__Task instructions__:
Format the listing, from its first line through the line containing "224, 37, 277]", as a Markdown table with the columns Row and Listing line. Number each line in order and leave out any blank lines.

- - -

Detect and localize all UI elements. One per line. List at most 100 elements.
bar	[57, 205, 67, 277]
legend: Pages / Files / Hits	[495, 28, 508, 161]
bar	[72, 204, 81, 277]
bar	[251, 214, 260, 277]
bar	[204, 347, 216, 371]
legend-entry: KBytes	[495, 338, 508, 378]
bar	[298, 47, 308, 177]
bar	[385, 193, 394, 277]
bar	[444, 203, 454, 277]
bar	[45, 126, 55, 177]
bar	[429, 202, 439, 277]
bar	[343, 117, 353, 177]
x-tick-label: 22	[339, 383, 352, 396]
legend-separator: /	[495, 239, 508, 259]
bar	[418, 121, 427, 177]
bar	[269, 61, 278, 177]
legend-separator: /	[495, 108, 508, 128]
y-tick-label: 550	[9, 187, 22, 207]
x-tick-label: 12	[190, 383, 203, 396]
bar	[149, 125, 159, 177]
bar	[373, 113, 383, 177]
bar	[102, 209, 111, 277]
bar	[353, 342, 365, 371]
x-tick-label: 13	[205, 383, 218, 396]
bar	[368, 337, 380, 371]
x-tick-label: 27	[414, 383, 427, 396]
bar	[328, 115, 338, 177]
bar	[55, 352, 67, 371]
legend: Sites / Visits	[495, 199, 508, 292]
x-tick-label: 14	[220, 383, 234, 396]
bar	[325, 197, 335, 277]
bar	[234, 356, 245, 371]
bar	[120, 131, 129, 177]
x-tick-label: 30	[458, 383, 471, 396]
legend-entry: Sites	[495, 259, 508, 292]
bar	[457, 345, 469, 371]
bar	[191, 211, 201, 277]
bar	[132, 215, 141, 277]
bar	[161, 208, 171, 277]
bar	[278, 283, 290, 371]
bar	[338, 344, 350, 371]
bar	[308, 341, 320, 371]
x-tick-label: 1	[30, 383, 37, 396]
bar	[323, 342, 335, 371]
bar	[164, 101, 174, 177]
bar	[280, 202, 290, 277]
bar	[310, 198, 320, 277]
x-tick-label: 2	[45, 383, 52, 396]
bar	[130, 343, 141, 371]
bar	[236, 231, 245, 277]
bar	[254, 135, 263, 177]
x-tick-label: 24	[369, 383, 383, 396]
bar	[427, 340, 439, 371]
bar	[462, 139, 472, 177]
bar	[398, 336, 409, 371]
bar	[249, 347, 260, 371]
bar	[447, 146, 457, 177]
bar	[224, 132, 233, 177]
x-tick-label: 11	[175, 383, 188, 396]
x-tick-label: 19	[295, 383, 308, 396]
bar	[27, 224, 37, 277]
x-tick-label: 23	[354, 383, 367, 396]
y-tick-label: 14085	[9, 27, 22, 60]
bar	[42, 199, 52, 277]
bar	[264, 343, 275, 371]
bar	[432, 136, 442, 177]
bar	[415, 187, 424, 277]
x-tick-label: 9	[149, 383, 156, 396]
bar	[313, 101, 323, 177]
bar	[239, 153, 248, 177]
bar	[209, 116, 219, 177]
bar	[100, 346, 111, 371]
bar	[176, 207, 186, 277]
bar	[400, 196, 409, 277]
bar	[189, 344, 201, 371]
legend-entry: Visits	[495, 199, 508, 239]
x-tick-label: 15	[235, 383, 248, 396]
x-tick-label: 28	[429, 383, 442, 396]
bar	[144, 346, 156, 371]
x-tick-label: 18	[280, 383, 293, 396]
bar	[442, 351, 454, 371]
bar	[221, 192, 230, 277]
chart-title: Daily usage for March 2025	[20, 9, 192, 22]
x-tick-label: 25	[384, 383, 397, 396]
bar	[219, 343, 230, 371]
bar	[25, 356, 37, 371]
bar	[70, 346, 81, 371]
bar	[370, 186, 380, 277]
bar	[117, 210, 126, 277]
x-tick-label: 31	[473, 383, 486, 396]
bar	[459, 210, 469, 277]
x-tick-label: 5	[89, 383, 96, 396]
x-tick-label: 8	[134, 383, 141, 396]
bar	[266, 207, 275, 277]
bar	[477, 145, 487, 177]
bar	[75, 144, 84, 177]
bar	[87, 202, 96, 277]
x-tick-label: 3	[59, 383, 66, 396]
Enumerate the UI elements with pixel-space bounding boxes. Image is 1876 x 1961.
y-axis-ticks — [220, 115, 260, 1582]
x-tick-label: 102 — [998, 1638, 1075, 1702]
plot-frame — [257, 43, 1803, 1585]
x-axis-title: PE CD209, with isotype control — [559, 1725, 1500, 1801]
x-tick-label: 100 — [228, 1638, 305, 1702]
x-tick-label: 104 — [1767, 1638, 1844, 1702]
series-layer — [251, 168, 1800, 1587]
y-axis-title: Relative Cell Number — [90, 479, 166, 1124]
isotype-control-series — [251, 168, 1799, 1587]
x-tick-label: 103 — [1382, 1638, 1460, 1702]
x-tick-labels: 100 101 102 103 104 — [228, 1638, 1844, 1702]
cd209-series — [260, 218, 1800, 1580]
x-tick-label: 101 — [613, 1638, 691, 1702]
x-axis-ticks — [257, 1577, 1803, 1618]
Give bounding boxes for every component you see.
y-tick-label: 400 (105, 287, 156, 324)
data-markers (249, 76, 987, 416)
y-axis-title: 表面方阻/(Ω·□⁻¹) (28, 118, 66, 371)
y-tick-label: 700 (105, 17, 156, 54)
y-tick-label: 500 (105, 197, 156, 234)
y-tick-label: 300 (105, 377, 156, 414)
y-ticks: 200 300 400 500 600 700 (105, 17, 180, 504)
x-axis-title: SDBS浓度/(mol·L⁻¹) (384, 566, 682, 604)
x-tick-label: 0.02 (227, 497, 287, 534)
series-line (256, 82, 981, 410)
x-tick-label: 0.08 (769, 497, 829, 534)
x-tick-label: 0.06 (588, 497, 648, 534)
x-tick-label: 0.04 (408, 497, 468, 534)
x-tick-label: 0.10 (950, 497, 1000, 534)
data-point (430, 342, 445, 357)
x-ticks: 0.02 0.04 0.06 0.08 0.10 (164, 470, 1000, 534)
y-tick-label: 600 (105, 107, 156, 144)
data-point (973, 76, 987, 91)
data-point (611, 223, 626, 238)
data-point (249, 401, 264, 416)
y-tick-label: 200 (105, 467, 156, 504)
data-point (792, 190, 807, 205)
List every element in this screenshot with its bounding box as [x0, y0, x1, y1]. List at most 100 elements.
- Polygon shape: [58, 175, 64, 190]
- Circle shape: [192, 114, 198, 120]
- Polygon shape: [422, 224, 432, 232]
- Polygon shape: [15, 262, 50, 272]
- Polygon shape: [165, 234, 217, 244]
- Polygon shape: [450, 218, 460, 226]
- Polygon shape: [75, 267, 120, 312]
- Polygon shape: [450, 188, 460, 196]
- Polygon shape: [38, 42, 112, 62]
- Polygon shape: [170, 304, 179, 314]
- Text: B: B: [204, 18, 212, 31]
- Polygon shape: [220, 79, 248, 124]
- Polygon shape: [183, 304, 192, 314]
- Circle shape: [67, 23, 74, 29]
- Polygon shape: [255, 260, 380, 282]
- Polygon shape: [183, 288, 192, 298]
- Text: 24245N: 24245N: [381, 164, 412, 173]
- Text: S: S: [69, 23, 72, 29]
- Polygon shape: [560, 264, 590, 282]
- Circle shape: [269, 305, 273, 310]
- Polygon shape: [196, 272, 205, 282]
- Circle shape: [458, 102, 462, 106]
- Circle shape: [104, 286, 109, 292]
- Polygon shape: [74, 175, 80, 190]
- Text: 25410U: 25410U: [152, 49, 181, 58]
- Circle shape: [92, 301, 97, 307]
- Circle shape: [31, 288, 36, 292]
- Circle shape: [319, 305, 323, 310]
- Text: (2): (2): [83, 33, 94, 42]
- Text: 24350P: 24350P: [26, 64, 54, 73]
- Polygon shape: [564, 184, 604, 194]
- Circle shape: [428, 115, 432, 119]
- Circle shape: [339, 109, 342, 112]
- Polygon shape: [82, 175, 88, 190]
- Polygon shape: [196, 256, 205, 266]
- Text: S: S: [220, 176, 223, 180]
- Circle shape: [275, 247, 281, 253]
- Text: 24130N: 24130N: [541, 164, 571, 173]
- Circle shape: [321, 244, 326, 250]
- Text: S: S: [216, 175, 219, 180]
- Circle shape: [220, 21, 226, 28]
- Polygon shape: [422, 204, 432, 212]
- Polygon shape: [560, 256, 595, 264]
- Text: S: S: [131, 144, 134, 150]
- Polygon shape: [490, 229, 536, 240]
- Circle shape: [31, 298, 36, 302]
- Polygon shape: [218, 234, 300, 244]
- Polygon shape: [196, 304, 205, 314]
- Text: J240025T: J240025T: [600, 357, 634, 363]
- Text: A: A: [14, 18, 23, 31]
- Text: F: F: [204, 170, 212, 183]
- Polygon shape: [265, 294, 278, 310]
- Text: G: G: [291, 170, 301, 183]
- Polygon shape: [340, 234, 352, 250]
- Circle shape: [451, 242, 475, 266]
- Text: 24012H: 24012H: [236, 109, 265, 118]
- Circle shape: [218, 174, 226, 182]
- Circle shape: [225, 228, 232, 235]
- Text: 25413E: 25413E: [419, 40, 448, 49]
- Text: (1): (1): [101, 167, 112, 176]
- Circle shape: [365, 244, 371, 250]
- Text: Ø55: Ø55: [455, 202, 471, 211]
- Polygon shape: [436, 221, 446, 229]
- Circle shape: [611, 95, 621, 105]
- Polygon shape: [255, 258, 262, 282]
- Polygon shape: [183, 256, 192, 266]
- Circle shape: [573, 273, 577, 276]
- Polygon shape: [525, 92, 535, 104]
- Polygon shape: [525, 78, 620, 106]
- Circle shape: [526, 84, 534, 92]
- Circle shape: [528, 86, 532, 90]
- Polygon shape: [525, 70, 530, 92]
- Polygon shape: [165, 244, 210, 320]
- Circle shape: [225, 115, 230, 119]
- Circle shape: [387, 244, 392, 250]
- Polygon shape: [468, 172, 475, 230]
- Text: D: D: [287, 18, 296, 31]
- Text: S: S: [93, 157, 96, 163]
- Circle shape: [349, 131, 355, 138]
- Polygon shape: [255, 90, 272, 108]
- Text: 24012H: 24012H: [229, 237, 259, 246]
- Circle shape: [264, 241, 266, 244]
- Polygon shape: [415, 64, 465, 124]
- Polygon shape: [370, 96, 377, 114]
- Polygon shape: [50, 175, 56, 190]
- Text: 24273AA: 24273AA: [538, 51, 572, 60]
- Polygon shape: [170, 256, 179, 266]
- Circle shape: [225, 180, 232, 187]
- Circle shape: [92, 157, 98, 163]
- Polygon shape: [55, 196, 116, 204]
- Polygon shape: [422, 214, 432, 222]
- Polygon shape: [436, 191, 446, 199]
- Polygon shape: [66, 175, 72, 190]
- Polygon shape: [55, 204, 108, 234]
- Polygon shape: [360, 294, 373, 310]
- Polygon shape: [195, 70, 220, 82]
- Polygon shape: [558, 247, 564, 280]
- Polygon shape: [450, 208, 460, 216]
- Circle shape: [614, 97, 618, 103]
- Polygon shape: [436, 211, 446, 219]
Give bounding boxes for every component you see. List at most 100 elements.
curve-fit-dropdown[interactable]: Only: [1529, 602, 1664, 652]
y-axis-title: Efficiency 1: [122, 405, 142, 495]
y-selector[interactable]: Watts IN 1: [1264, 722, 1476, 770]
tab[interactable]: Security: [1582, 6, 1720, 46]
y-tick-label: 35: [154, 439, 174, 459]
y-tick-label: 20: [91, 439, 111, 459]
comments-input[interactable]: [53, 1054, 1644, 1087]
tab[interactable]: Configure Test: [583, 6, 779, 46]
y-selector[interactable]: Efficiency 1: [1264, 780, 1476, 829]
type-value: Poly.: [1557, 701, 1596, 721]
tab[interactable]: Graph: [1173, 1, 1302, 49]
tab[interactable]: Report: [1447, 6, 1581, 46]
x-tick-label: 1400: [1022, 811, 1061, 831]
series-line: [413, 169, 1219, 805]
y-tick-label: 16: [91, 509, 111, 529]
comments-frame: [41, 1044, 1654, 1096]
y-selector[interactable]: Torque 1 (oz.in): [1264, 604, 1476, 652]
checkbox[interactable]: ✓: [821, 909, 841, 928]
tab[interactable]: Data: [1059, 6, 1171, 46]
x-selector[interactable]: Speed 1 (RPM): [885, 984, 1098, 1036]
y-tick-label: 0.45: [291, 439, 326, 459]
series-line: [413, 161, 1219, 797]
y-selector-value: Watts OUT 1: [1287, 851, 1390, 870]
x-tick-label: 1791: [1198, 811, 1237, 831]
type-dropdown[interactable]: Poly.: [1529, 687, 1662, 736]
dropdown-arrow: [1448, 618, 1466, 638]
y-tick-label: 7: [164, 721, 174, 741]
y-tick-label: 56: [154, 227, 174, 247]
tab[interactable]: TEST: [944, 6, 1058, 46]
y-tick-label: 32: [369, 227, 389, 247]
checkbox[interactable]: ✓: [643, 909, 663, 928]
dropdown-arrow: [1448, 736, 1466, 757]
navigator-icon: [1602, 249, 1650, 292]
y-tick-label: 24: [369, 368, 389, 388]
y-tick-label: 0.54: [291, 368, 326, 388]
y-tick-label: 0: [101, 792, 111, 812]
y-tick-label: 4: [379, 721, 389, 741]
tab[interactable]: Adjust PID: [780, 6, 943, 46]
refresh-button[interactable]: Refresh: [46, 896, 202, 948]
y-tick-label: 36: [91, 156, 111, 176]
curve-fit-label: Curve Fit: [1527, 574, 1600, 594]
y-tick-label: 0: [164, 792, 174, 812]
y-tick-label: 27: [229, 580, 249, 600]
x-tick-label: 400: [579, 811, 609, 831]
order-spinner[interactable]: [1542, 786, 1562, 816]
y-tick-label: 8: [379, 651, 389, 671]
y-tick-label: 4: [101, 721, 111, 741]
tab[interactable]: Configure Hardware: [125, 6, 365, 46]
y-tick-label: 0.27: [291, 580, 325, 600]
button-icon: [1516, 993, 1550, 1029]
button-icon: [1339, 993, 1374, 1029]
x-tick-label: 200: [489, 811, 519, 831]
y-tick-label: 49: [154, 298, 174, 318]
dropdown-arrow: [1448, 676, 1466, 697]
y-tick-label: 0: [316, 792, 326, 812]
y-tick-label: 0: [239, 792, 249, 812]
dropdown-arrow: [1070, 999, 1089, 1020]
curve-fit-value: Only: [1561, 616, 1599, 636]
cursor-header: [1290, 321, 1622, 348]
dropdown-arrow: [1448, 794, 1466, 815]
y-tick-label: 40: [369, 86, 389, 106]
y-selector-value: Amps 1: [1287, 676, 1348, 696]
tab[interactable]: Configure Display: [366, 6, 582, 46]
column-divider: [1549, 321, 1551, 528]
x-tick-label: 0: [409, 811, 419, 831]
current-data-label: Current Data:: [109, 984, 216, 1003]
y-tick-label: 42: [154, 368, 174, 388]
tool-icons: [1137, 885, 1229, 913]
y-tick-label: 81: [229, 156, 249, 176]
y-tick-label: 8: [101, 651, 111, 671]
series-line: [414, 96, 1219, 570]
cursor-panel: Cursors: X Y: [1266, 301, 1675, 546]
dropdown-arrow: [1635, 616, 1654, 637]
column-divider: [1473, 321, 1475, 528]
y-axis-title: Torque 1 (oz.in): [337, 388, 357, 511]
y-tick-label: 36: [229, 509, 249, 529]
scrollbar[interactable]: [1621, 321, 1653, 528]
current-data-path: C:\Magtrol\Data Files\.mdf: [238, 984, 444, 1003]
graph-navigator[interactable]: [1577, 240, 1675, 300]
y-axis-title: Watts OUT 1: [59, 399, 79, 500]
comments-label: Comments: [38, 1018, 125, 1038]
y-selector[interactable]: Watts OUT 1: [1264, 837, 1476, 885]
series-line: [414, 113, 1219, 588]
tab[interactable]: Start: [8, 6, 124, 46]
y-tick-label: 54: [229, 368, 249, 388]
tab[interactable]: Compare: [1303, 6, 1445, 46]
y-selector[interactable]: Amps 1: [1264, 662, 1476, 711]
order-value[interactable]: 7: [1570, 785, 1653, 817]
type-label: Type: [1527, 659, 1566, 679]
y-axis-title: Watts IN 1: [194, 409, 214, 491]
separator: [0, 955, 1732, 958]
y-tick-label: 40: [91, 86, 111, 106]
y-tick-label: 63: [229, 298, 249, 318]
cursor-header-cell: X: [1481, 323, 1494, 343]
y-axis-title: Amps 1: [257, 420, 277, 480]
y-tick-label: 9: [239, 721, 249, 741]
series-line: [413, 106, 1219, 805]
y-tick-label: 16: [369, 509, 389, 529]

- - -

__Complete answer__:
| Row | Listing line |
|---|---|
| 1 | Detect and localize all UI elements. One per line. List at most 100 elements. |
| 2 | bar	[57, 205, 67, 277] |
| 3 | legend: Pages / Files / Hits	[495, 28, 508, 161] |
| 4 | bar	[72, 204, 81, 277] |
| 5 | bar	[251, 214, 260, 277] |
| 6 | bar	[204, 347, 216, 371] |
| 7 | legend-entry: KBytes	[495, 338, 508, 378] |
| 8 | bar	[298, 47, 308, 177] |
| 9 | bar	[385, 193, 394, 277] |
| 10 | bar	[444, 203, 454, 277] |
| 11 | bar	[45, 126, 55, 177] |
| 12 | bar	[429, 202, 439, 277] |
| 13 | bar	[343, 117, 353, 177] |
| 14 | x-tick-label: 22	[339, 383, 352, 396] |
| 15 | legend-separator: /	[495, 239, 508, 259] |
| 16 | bar	[418, 121, 427, 177] |
| 17 | bar	[269, 61, 278, 177] |
| 18 | legend-separator: /	[495, 108, 508, 128] |
| 19 | y-tick-label: 550	[9, 187, 22, 207] |
| 20 | x-tick-label: 12	[190, 383, 203, 396] |
| 21 | bar	[149, 125, 159, 177] |
| 22 | bar	[373, 113, 383, 177] |
| 23 | bar	[102, 209, 111, 277] |
| 24 | bar	[353, 342, 365, 371] |
| 25 | x-tick-label: 13	[205, 383, 218, 396] |
| 26 | bar	[368, 337, 380, 371] |
| 27 | x-tick-label: 27	[414, 383, 427, 396] |
| 28 | bar	[328, 115, 338, 177] |
| 29 | bar	[55, 352, 67, 371] |
| 30 | legend: Sites / Visits	[495, 199, 508, 292] |
| 31 | x-tick-label: 14	[220, 383, 234, 396] |
| 32 | bar	[325, 197, 335, 277] |
| 33 | bar	[234, 356, 245, 371] |
| 34 | bar	[120, 131, 129, 177] |
| 35 | x-tick-label: 30	[458, 383, 471, 396] |
| 36 | legend-entry: Sites	[495, 259, 508, 292] |
| 37 | bar	[457, 345, 469, 371] |
| 38 | bar	[191, 211, 201, 277] |
| 39 | bar	[132, 215, 141, 277] |
| 40 | bar	[161, 208, 171, 277] |
| 41 | bar	[278, 283, 290, 371] |
| 42 | bar	[338, 344, 350, 371] |
| 43 | bar	[308, 341, 320, 371] |
| 44 | x-tick-label: 1	[30, 383, 37, 396] |
| 45 | bar	[323, 342, 335, 371] |
| 46 | bar	[164, 101, 174, 177] |
| 47 | bar	[280, 202, 290, 277] |
| 48 | bar	[310, 198, 320, 277] |
| 49 | x-tick-label: 2	[45, 383, 52, 396] |
| 50 | bar	[130, 343, 141, 371] |
| 51 | bar	[236, 231, 245, 277] |
| 52 | bar	[254, 135, 263, 177] |
| 53 | x-tick-label: 24	[369, 383, 383, 396] |
| 54 | bar	[427, 340, 439, 371] |
| 55 | bar	[462, 139, 472, 177] |
| 56 | bar	[398, 336, 409, 371] |
| 57 | bar	[249, 347, 260, 371] |
| 58 | bar	[447, 146, 457, 177] |
| 59 | bar	[224, 132, 233, 177] |
| 60 | x-tick-label: 11	[175, 383, 188, 396] |
| 61 | x-tick-label: 19	[295, 383, 308, 396] |
| 62 | bar	[27, 224, 37, 277] |